* Stored data entries
○ ○ ○

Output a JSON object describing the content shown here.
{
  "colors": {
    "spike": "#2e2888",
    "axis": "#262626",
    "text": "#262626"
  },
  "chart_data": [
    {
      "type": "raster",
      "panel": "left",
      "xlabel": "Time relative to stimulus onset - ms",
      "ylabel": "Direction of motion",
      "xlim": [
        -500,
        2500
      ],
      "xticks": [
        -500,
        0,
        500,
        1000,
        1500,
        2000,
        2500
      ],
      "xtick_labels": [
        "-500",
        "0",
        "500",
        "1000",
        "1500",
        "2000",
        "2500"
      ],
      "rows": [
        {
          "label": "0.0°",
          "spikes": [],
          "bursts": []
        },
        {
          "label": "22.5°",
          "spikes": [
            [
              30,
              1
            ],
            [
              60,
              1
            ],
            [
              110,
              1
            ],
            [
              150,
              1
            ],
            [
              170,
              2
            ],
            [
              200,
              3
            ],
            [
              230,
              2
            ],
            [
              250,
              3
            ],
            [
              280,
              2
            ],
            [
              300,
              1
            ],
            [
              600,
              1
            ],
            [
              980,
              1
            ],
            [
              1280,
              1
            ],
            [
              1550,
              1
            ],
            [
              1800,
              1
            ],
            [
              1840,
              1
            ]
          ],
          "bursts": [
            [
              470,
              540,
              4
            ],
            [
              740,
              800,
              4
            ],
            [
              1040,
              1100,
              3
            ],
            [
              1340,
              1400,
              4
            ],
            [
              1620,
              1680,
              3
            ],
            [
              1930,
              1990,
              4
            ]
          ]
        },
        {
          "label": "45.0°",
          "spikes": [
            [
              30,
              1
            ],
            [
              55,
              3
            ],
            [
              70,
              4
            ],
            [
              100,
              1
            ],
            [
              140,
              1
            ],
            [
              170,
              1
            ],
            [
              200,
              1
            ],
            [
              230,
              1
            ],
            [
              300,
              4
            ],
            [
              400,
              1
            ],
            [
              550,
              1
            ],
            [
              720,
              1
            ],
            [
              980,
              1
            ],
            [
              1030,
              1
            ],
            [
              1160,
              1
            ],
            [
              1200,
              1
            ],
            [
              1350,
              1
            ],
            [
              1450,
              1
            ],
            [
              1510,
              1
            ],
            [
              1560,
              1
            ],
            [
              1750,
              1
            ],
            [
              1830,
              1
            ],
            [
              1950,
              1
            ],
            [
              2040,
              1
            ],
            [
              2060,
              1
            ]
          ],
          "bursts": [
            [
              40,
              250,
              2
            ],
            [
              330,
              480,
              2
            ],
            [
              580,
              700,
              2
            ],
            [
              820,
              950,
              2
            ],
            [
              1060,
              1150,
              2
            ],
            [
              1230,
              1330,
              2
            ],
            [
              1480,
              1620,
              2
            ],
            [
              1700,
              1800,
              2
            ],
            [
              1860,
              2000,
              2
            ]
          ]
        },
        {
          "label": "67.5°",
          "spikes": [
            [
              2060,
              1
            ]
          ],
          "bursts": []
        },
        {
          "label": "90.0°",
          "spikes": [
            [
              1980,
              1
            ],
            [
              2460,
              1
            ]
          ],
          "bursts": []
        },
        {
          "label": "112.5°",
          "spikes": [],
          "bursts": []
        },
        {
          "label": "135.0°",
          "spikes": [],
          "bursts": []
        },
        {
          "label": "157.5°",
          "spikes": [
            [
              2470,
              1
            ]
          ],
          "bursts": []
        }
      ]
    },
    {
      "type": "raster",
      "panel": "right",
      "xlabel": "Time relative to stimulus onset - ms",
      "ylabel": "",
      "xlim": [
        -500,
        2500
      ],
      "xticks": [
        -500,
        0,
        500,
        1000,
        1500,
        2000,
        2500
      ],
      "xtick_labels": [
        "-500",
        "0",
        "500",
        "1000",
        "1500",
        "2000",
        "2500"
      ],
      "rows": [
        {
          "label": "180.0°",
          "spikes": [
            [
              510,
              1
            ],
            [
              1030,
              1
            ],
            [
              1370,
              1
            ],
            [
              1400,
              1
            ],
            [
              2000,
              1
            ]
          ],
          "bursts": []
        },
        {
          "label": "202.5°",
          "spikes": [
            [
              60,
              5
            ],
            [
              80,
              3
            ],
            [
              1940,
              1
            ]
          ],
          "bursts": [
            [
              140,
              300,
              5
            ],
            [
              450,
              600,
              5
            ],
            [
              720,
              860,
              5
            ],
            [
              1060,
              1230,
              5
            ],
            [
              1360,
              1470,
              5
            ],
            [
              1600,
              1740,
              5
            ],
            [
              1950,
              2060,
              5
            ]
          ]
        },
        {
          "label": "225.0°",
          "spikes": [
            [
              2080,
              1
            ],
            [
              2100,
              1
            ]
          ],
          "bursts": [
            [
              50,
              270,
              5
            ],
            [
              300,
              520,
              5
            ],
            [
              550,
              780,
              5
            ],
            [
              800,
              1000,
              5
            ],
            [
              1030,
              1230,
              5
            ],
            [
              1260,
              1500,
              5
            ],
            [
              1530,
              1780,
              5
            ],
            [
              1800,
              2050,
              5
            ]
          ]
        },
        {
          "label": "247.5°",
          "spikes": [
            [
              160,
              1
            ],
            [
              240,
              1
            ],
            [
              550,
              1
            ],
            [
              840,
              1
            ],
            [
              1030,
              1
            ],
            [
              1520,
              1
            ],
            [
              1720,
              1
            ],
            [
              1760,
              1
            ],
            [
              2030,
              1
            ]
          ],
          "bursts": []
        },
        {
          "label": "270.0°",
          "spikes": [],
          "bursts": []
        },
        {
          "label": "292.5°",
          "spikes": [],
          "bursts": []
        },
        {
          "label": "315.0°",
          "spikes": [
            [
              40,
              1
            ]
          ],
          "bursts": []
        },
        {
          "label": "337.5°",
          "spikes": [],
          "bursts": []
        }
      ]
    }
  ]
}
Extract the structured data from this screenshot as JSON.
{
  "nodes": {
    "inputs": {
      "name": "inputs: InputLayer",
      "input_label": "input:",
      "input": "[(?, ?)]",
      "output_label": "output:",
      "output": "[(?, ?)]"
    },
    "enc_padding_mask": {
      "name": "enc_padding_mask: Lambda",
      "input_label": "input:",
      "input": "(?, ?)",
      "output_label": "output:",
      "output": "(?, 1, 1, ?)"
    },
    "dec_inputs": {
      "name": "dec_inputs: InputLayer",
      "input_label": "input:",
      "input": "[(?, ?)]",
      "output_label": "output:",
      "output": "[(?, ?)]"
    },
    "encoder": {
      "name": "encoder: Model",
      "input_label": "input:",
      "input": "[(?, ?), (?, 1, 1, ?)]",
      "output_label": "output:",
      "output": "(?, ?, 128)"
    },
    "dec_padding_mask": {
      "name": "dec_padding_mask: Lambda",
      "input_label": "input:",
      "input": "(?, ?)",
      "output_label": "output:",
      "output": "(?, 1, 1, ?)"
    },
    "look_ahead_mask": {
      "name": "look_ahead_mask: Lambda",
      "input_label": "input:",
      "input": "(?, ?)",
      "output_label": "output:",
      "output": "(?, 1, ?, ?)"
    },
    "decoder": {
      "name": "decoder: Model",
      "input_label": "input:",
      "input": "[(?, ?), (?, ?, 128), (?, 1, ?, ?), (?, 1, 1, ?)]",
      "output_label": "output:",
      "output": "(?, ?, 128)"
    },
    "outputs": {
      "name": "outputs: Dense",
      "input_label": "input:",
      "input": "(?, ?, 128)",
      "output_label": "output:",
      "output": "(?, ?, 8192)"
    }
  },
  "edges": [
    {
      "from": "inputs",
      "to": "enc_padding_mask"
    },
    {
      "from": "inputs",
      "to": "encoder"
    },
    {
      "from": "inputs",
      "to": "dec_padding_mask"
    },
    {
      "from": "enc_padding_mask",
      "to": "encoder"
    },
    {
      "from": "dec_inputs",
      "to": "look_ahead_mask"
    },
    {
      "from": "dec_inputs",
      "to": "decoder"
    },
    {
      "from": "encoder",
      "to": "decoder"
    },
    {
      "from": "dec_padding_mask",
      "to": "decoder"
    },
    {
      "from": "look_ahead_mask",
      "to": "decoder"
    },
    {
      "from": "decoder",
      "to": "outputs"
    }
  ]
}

○ ○ ○

* TASK DIRECTIONS
Find the word "Lambda" in the entries above and gather every line that holds it.

* FINAL RESULT
      "name": "enc_padding_mask: Lambda",
      "name": "dec_padding_mask: Lambda",
      "name": "look_ahead_mask: Lambda",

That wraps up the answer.